------ Records

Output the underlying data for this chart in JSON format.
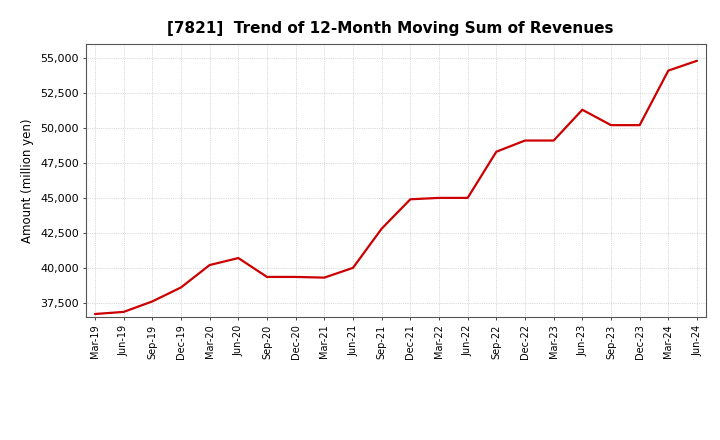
{
  "title": "[7821]  Trend of 12-Month Moving Sum of Revenues",
  "ylabel": "Amount (million yen)",
  "line_color": "#cc0000",
  "background_color": "#ffffff",
  "plot_bg_color": "#ffffff",
  "grid_color": "#999999",
  "ylim": [
    36500,
    56000
  ],
  "yticks": [
    37500,
    40000,
    42500,
    45000,
    47500,
    50000,
    52500,
    55000
  ],
  "x_labels": [
    "Mar-19",
    "Jun-19",
    "Sep-19",
    "Dec-19",
    "Mar-20",
    "Jun-20",
    "Sep-20",
    "Dec-20",
    "Mar-21",
    "Jun-21",
    "Sep-21",
    "Dec-21",
    "Mar-22",
    "Jun-22",
    "Sep-22",
    "Dec-22",
    "Mar-23",
    "Jun-23",
    "Sep-23",
    "Dec-23",
    "Mar-24",
    "Jun-24"
  ],
  "values": [
    36700,
    36850,
    37600,
    38600,
    40200,
    40700,
    39350,
    39350,
    39300,
    40000,
    42800,
    44900,
    45000,
    45000,
    48300,
    49100,
    49100,
    51300,
    50200,
    50200,
    54100,
    54800
  ]
}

------------

__Directions__.
The records above are to be restated exactly, without their pictures.

__Complete response__.
Output the underlying data for this chart in JSON format.
{
  "title": "[7821]  Trend of 12-Month Moving Sum of Revenues",
  "ylabel": "Amount (million yen)",
  "line_color": "#cc0000",
  "background_color": "#ffffff",
  "plot_bg_color": "#ffffff",
  "grid_color": "#999999",
  "ylim": [
    36500,
    56000
  ],
  "yticks": [
    37500,
    40000,
    42500,
    45000,
    47500,
    50000,
    52500,
    55000
  ],
  "x_labels": [
    "Mar-19",
    "Jun-19",
    "Sep-19",
    "Dec-19",
    "Mar-20",
    "Jun-20",
    "Sep-20",
    "Dec-20",
    "Mar-21",
    "Jun-21",
    "Sep-21",
    "Dec-21",
    "Mar-22",
    "Jun-22",
    "Sep-22",
    "Dec-22",
    "Mar-23",
    "Jun-23",
    "Sep-23",
    "Dec-23",
    "Mar-24",
    "Jun-24"
  ],
  "values": [
    36700,
    36850,
    37600,
    38600,
    40200,
    40700,
    39350,
    39350,
    39300,
    40000,
    42800,
    44900,
    45000,
    45000,
    48300,
    49100,
    49100,
    51300,
    50200,
    50200,
    54100,
    54800
  ]
}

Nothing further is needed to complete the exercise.